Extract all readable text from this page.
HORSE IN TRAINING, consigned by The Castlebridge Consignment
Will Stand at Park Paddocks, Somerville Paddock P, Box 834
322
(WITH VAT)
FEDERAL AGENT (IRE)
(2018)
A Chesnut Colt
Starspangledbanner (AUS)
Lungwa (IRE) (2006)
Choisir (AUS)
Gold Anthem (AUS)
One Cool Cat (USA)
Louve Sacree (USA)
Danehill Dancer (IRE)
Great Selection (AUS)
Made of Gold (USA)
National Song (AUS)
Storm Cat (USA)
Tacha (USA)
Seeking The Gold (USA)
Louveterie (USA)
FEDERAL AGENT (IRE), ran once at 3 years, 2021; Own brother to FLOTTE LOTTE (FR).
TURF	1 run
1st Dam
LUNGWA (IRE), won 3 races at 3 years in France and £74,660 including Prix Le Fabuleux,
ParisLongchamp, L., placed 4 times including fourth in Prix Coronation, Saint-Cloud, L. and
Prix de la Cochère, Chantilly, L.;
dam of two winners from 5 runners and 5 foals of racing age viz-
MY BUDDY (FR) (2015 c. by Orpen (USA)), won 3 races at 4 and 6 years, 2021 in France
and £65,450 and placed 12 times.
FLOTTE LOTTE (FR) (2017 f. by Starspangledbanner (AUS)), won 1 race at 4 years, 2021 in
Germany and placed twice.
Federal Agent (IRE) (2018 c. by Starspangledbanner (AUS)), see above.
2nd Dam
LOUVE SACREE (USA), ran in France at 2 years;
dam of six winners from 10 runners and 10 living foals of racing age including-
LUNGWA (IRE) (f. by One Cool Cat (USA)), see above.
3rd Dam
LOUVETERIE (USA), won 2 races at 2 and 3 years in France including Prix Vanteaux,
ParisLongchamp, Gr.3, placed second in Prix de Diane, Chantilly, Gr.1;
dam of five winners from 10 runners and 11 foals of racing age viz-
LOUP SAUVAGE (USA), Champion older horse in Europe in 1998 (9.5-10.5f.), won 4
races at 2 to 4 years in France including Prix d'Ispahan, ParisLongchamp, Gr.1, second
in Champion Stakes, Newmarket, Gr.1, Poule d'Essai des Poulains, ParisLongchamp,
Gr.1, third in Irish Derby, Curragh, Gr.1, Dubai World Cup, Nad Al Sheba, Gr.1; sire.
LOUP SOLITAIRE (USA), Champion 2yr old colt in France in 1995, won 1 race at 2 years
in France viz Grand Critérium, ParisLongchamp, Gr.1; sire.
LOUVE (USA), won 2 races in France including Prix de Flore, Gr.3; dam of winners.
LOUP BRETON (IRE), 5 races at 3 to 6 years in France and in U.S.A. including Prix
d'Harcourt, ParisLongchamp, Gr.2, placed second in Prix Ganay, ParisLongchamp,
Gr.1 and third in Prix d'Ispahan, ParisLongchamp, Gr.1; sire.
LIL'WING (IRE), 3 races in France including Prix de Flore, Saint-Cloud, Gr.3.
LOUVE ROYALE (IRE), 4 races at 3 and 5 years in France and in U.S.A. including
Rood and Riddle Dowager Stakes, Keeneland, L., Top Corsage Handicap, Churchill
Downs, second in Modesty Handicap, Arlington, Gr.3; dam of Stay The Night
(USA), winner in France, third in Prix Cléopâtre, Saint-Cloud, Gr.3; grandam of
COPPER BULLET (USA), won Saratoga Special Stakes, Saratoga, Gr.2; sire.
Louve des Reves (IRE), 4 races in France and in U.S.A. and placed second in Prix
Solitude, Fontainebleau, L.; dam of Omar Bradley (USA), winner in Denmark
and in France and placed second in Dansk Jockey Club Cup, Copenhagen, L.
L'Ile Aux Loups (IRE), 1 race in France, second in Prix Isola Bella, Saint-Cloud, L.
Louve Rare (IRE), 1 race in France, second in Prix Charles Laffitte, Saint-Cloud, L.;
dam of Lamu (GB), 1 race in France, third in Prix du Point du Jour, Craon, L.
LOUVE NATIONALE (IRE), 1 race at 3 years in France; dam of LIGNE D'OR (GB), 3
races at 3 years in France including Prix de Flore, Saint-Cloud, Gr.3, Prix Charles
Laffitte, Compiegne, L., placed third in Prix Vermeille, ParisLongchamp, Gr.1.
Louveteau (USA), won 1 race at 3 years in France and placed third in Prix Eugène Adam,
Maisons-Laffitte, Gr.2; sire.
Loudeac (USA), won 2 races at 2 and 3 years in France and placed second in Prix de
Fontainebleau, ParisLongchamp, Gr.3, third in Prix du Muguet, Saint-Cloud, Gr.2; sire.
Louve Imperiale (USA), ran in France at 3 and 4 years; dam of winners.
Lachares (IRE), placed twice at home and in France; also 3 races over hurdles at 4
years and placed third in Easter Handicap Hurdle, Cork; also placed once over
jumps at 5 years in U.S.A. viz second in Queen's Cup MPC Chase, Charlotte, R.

═══

- Aim:
Extract each line from the listing that holds the word "second".

- In response:
ParisLongchamp, Gr.3, placed second in Prix de Diane, Chantilly, Gr.1;
races at 2 to 4 years in France including Prix d'Ispahan, ParisLongchamp, Gr.1, second
d'Harcourt, ParisLongchamp, Gr.2, placed second in Prix Ganay, ParisLongchamp,
Downs, second in Modesty Handicap, Arlington, Gr.3; dam of Stay The Night
Louve des Reves (IRE), 4 races in France and in U.S.A. and placed second in Prix
and in France and placed second in Dansk Jockey Club Cup, Copenhagen, L.
L'Ile Aux Loups (IRE), 1 race in France, second in Prix Isola Bella, Saint-Cloud, L.
Louve Rare (IRE), 1 race in France, second in Prix Charles Laffitte, Saint-Cloud, L.;
Loudeac (USA), won 2 races at 2 and 3 years in France and placed second in Prix de
jumps at 5 years in U.S.A. viz second in Queen's Cup MPC Chase, Charlotte, R.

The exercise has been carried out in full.